### TREŚĆ POLECENIA
Odpowiedz krótko na pytania do tekstu o rybie na biurku Mary.
1. Jakie imię nosi ryba?
2. Ile kropli antybiotyku Mary wlewa do wody?
3. Której czynności Kate nie wykonuje przy rybie?

Nie pojeździłem na koniu, bo deszcz padał...

Mary (sekretarka, która jest na urlopie) ma na swoim biurku mini akwarium z Rybą. Ryba był ciężko chory, gdy tu przybył i Mary bardzo powoli poprawia jego kondycję. Podaje mu jakieś lekarstwa dla tego typu zwierząt, karmi dziwnymi, małymi kuleczkami, wlewa trzy krople antybiotyku do wody.
Ryba ma na imię Legolas i jest chyba bojownikiem, ale bardzo mizernym. Z tygodnia na tydzień jednak odzyskuje siły i pewnie dojdzie do formy zanim umrze, czy raczej zdechnie.
W każdym razie Mary jest na wakacjach, a Ryba dalej w akwarium na biurku.
Kate, która chwilowo zastępuje Mary nie jest z Rybą w tak dobrych relacjach. Robi wszystko tak, jak trzeba, poza rozmawianiem ("Wróci Mary, to z nim będzie gadać, ja go tylko karmię").

### MATERIAŁ ŹRÓDŁOWY
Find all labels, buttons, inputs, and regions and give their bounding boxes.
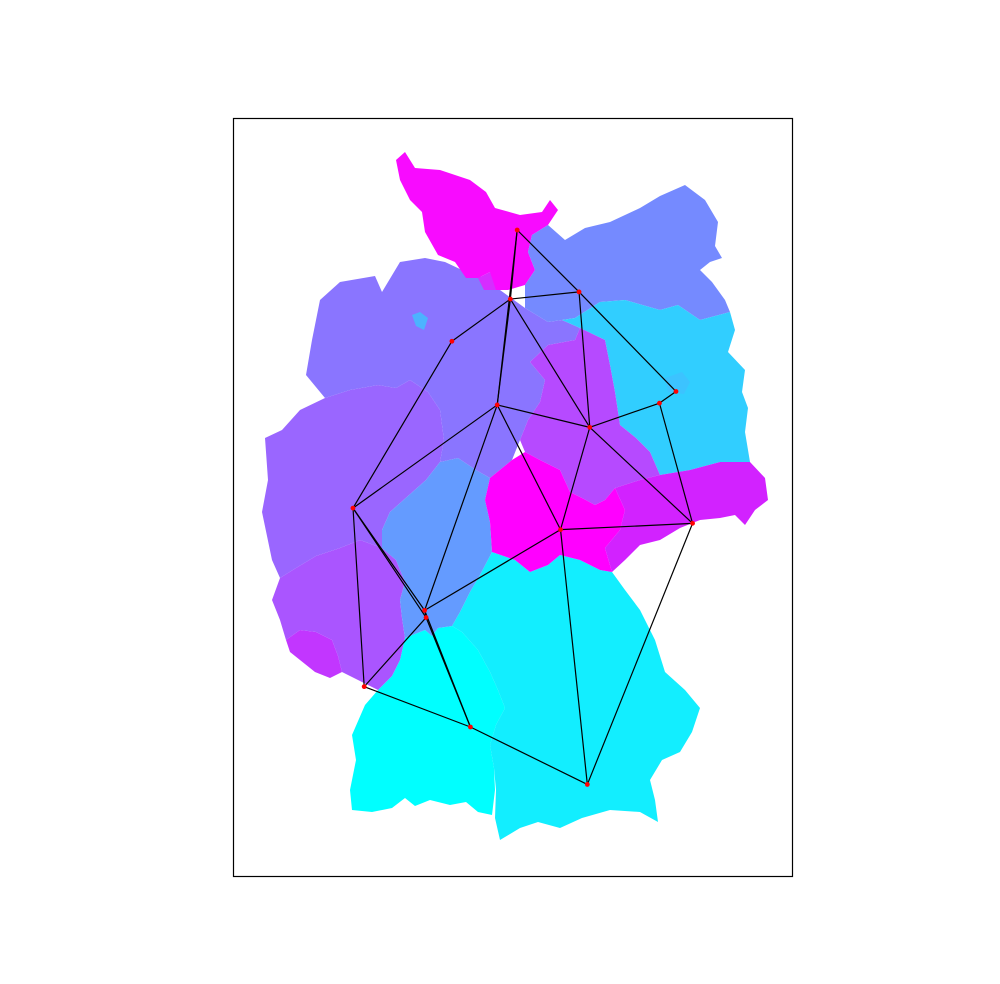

### ROZWIĄZANIE ZADANIA
1. Legolas.
2. Trzy krople.
3. Nie rozmawia z rybą.